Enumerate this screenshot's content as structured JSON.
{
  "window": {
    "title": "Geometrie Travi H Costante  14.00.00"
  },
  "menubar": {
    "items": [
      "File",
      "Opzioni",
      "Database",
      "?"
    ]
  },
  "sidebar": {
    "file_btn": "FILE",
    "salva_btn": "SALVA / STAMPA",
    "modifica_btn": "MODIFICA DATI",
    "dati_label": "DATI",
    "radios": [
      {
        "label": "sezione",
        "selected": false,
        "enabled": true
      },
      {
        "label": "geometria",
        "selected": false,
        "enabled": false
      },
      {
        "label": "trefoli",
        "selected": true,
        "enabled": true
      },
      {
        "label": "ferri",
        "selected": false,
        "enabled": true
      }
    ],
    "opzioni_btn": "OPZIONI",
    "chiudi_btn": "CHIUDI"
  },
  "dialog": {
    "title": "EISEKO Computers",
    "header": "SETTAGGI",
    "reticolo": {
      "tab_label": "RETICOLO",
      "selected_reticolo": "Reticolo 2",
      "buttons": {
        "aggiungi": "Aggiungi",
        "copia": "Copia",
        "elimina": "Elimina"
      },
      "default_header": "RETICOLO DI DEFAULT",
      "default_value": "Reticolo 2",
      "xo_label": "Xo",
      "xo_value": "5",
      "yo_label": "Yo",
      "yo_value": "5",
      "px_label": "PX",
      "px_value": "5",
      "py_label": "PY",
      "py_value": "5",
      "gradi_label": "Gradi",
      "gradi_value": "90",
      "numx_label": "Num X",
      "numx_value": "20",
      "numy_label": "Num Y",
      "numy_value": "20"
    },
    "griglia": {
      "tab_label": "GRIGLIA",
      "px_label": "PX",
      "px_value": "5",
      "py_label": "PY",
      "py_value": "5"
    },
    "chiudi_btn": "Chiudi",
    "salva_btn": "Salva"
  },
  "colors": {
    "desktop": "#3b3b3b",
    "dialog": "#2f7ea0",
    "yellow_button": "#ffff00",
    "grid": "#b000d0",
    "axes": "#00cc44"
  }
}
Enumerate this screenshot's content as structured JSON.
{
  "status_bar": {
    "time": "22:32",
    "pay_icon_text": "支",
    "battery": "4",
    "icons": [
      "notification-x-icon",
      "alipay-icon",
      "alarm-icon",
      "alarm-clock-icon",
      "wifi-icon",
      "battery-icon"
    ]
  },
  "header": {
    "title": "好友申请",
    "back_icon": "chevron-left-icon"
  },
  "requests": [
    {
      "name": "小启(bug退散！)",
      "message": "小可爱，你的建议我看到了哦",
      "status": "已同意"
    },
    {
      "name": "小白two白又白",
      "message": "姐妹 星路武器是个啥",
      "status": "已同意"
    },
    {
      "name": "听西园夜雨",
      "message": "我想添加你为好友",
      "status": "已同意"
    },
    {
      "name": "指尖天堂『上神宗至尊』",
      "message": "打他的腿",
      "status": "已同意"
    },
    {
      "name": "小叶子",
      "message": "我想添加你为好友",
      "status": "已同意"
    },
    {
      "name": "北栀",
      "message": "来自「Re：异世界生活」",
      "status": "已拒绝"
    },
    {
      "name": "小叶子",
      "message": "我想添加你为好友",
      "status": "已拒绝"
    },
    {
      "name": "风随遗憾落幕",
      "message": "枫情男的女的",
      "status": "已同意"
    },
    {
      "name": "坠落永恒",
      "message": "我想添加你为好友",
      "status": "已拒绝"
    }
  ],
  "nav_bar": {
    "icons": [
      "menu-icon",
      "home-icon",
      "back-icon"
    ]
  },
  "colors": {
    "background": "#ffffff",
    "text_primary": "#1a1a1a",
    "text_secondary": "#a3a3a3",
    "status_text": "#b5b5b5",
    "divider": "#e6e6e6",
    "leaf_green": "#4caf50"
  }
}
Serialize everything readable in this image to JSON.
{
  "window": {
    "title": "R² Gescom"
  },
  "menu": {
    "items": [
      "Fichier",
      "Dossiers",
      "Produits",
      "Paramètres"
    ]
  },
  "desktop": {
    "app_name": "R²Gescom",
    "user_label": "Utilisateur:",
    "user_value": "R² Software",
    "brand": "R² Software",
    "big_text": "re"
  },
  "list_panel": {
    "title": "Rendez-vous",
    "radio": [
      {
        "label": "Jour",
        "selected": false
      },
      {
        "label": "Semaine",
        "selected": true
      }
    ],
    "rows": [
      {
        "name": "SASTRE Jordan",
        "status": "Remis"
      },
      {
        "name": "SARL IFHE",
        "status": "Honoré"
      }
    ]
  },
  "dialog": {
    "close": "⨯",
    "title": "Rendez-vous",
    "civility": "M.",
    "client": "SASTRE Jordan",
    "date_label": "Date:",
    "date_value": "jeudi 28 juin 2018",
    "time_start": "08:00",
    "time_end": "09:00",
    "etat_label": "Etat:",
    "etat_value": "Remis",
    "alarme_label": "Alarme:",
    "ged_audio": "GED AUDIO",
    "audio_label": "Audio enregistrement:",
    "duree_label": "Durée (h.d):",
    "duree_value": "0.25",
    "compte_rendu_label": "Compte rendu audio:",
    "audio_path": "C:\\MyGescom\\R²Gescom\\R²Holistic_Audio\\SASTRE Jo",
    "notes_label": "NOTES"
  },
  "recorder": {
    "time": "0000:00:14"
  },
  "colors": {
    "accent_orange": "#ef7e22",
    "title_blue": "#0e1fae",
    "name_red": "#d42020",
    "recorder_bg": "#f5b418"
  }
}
·····
[Exercise goal] Write out the complete set of records exactly as given.

[Exercise response]
Enumerate this screenshot's content as structured JSON.
{
  "window": {
    "title": "Geometrie Travi H Costante  14.00.00"
  },
  "menubar": {
    "items": [
      "File",
      "Opzioni",
      "Database",
      "?"
    ]
  },
  "sidebar": {
    "file_btn": "FILE",
    "salva_btn": "SALVA / STAMPA",
    "modifica_btn": "MODIFICA DATI",
    "dati_label": "DATI",
    "radios": [
      {
        "label": "sezione",
        "selected": false,
        "enabled": true
      },
      {
        "label": "geometria",
        "selected": false,
        "enabled": false
      },
      {
        "label": "trefoli",
        "selected": true,
        "enabled": true
      },
      {
        "label": "ferri",
        "selected": false,
        "enabled": true
      }
    ],
    "opzioni_btn": "OPZIONI",
    "chiudi_btn": "CHIUDI"
  },
  "dialog": {
    "title": "EISEKO Computers",
    "header": "SETTAGGI",
    "reticolo": {
      "tab_label": "RETICOLO",
      "selected_reticolo": "Reticolo 2",
      "buttons": {
        "aggiungi": "Aggiungi",
        "copia": "Copia",
        "elimina": "Elimina"
      },
      "default_header": "RETICOLO DI DEFAULT",
      "default_value": "Reticolo 2",
      "xo_label": "Xo",
      "xo_value": "5",
      "yo_label": "Yo",
      "yo_value": "5",
      "px_label": "PX",
      "px_value": "5",
      "py_label": "PY",
      "py_value": "5",
      "gradi_label": "Gradi",
      "gradi_value": "90",
      "numx_label": "Num X",
      "numx_value": "20",
      "numy_label": "Num Y",
      "numy_value": "20"
    },
    "griglia": {
      "tab_label": "GRIGLIA",
      "px_label": "PX",
      "px_value": "5",
      "py_label": "PY",
      "py_value": "5"
    },
    "chiudi_btn": "Chiudi",
    "salva_btn": "Salva"
  },
  "colors": {
    "desktop": "#3b3b3b",
    "dialog": "#2f7ea0",
    "yellow_button": "#ffff00",
    "grid": "#b000d0",
    "axes": "#00cc44"
  }
}
Enumerate this screenshot's content as structured JSON.
{
  "status_bar": {
    "time": "22:32",
    "pay_icon_text": "支",
    "battery": "4",
    "icons": [
      "notification-x-icon",
      "alipay-icon",
      "alarm-icon",
      "alarm-clock-icon",
      "wifi-icon",
      "battery-icon"
    ]
  },
  "header": {
    "title": "好友申请",
    "back_icon": "chevron-left-icon"
  },
  "requests": [
    {
      "name": "小启(bug退散！)",
      "message": "小可爱，你的建议我看到了哦",
      "status": "已同意"
    },
    {
      "name": "小白two白又白",
      "message": "姐妹 星路武器是个啥",
      "status": "已同意"
    },
    {
      "name": "听西园夜雨",
      "message": "我想添加你为好友",
      "status": "已同意"
    },
    {
      "name": "指尖天堂『上神宗至尊』",
      "message": "打他的腿",
      "status": "已同意"
    },
    {
      "name": "小叶子",
      "message": "我想添加你为好友",
      "status": "已同意"
    },
    {
      "name": "北栀",
      "message": "来自「Re：异世界生活」",
      "status": "已拒绝"
    },
    {
      "name": "小叶子",
      "message": "我想添加你为好友",
      "status": "已拒绝"
    },
    {
      "name": "风随遗憾落幕",
      "message": "枫情男的女的",
      "status": "已同意"
    },
    {
      "name": "坠落永恒",
      "message": "我想添加你为好友",
      "status": "已拒绝"
    }
  ],
  "nav_bar": {
    "icons": [
      "menu-icon",
      "home-icon",
      "back-icon"
    ]
  },
  "colors": {
    "background": "#ffffff",
    "text_primary": "#1a1a1a",
    "text_secondary": "#a3a3a3",
    "status_text": "#b5b5b5",
    "divider": "#e6e6e6",
    "leaf_green": "#4caf50"
  }
}
Serialize everything readable in this image to JSON.
{
  "window": {
    "title": "R² Gescom"
  },
  "menu": {
    "items": [
      "Fichier",
      "Dossiers",
      "Produits",
      "Paramètres"
    ]
  },
  "desktop": {
    "app_name": "R²Gescom",
    "user_label": "Utilisateur:",
    "user_value": "R² Software",
    "brand": "R² Software",
    "big_text": "re"
  },
  "list_panel": {
    "title": "Rendez-vous",
    "radio": [
      {
        "label": "Jour",
        "selected": false
      },
      {
        "label": "Semaine",
        "selected": true
      }
    ],
    "rows": [
      {
        "name": "SASTRE Jordan",
        "status": "Remis"
      },
      {
        "name": "SARL IFHE",
        "status": "Honoré"
      }
    ]
  },
  "dialog": {
    "close": "⨯",
    "title": "Rendez-vous",
    "civility": "M.",
    "client": "SASTRE Jordan",
    "date_label": "Date:",
    "date_value": "jeudi 28 juin 2018",
    "time_start": "08:00",
    "time_end": "09:00",
    "etat_label": "Etat:",
    "etat_value": "Remis",
    "alarme_label": "Alarme:",
    "ged_audio": "GED AUDIO",
    "audio_label": "Audio enregistrement:",
    "duree_label": "Durée (h.d):",
    "duree_value": "0.25",
    "compte_rendu_label": "Compte rendu audio:",
    "audio_path": "C:\\MyGescom\\R²Gescom\\R²Holistic_Audio\\SASTRE Jo",
    "notes_label": "NOTES"
  },
  "recorder": {
    "time": "0000:00:14"
  },
  "colors": {
    "accent_orange": "#ef7e22",
    "title_blue": "#0e1fae",
    "name_red": "#d42020",
    "recorder_bg": "#f5b418"
  }
}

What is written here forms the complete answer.